__STATED TASK__
Copy everything from the line containing "List UI elements" down to the line containing "signer-role: Geschäftsführer <box>64", both included, word for word.

__EXTRACTED ENTRIES__
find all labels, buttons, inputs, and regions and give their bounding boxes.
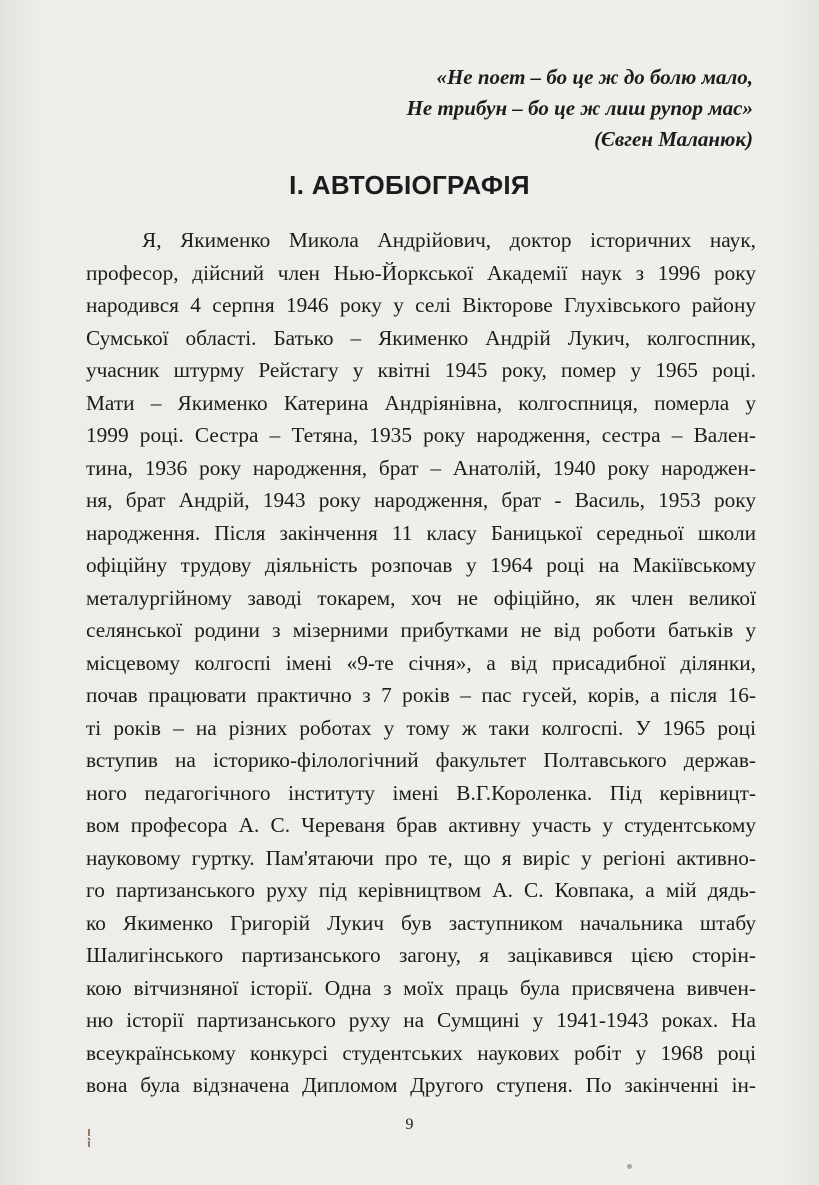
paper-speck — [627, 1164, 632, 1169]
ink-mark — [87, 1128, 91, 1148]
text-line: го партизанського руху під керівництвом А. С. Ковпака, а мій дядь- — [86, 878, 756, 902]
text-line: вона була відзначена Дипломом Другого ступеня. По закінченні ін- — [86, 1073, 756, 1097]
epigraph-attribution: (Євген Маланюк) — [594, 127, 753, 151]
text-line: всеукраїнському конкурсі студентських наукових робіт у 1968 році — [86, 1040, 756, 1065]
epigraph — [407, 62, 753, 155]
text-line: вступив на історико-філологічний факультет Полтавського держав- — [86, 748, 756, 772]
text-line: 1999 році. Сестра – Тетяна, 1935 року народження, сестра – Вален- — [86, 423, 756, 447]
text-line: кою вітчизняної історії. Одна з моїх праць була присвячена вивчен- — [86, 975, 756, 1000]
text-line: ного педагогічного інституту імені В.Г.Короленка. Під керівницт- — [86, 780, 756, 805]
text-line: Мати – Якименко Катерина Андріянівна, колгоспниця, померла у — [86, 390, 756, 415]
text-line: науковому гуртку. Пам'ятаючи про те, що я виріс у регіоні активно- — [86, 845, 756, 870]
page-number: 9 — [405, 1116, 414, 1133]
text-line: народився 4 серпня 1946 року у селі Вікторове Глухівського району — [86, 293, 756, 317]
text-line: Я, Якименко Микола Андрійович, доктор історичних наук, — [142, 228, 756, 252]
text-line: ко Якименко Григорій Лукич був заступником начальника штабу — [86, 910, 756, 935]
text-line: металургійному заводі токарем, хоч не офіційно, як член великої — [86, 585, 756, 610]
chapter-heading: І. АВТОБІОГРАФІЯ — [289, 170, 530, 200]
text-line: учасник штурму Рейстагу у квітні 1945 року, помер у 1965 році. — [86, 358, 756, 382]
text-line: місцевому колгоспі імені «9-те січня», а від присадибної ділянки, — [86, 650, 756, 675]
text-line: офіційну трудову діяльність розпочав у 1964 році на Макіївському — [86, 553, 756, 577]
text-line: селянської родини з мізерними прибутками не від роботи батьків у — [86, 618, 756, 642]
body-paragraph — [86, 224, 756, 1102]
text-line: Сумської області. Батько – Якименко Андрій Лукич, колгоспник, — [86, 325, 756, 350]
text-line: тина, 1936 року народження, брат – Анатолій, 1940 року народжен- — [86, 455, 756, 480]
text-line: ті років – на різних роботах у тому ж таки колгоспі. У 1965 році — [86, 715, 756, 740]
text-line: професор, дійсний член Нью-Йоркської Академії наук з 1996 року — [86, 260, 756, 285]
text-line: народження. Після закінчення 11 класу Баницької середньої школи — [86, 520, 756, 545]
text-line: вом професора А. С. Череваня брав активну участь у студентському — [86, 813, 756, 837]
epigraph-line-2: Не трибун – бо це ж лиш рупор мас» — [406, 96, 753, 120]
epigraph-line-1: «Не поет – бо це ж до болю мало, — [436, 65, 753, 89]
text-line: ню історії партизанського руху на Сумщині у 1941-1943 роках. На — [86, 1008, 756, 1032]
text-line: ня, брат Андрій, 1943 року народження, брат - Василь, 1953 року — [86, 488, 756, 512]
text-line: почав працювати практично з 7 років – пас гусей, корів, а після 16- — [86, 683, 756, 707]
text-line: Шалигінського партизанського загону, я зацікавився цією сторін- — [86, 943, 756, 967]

---

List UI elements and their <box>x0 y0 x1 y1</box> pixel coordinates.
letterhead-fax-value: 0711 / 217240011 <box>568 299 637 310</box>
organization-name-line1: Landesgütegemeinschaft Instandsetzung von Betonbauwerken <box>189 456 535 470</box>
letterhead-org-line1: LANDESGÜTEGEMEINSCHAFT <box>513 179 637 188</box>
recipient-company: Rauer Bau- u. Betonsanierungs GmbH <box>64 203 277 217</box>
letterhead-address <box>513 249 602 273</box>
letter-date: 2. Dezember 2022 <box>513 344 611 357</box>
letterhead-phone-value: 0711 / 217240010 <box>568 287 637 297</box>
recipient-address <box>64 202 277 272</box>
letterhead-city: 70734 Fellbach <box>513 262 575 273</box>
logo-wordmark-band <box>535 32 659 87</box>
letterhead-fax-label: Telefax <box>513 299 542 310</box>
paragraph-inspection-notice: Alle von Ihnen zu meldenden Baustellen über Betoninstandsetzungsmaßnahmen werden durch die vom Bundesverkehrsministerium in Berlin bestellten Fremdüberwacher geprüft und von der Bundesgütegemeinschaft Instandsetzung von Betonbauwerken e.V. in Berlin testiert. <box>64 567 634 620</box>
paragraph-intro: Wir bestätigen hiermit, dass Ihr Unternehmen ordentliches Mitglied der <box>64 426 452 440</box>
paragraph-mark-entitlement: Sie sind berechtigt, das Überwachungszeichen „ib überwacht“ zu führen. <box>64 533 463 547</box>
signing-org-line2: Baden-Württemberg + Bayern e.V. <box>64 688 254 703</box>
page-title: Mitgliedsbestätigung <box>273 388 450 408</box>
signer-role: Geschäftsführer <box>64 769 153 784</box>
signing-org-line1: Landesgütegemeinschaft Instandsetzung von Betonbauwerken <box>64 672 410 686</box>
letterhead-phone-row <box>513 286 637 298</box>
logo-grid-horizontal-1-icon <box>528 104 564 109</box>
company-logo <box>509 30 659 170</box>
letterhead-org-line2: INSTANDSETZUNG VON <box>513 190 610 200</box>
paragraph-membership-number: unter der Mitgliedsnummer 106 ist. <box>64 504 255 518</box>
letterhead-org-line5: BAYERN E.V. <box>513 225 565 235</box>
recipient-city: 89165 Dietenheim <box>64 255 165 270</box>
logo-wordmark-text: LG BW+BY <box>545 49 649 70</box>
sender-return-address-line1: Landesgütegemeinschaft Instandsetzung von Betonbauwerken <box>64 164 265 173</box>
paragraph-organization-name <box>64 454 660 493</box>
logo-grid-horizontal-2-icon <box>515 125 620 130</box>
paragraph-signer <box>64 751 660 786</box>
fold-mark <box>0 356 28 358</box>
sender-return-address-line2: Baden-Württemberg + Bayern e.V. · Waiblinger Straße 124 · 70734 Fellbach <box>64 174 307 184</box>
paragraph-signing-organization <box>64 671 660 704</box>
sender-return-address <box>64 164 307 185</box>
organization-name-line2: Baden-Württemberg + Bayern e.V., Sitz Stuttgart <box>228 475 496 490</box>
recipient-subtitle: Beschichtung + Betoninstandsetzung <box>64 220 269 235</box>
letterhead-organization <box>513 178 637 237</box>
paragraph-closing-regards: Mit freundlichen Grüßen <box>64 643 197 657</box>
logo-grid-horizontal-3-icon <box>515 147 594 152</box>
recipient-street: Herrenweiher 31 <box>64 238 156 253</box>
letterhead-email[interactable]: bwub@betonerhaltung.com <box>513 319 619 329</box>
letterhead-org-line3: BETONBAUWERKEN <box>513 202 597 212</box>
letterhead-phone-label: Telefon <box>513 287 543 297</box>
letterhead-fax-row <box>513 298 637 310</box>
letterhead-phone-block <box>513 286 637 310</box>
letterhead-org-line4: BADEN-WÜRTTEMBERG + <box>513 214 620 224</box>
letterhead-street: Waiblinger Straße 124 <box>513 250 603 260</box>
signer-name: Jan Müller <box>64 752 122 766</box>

__EXERCISE RESULT__
List UI elements and their <box>x0 y0 x1 y1</box> pixel coordinates.
letterhead-fax-value: 0711 / 217240011 <box>568 299 637 310</box>
organization-name-line1: Landesgütegemeinschaft Instandsetzung von Betonbauwerken <box>189 456 535 470</box>
letterhead-org-line1: LANDESGÜTEGEMEINSCHAFT <box>513 179 637 188</box>
recipient-company: Rauer Bau- u. Betonsanierungs GmbH <box>64 203 277 217</box>
letterhead-address <box>513 249 602 273</box>
letter-date: 2. Dezember 2022 <box>513 344 611 357</box>
letterhead-phone-value: 0711 / 217240010 <box>568 287 637 297</box>
recipient-address <box>64 202 277 272</box>
letterhead-city: 70734 Fellbach <box>513 262 575 273</box>
logo-wordmark-band <box>535 32 659 87</box>
letterhead-fax-label: Telefax <box>513 299 542 310</box>
paragraph-inspection-notice: Alle von Ihnen zu meldenden Baustellen über Betoninstandsetzungsmaßnahmen werden durch die vom Bundesverkehrsministerium in Berlin bestellten Fremdüberwacher geprüft und von der Bundesgütegemeinschaft Instandsetzung von Betonbauwerken e.V. in Berlin testiert. <box>64 567 634 620</box>
paragraph-intro: Wir bestätigen hiermit, dass Ihr Unternehmen ordentliches Mitglied der <box>64 426 452 440</box>
paragraph-mark-entitlement: Sie sind berechtigt, das Überwachungszeichen „ib überwacht“ zu führen. <box>64 533 463 547</box>
signing-org-line2: Baden-Württemberg + Bayern e.V. <box>64 688 254 703</box>
page-title: Mitgliedsbestätigung <box>273 388 450 408</box>
signer-role: Geschäftsführer <box>64 769 153 784</box>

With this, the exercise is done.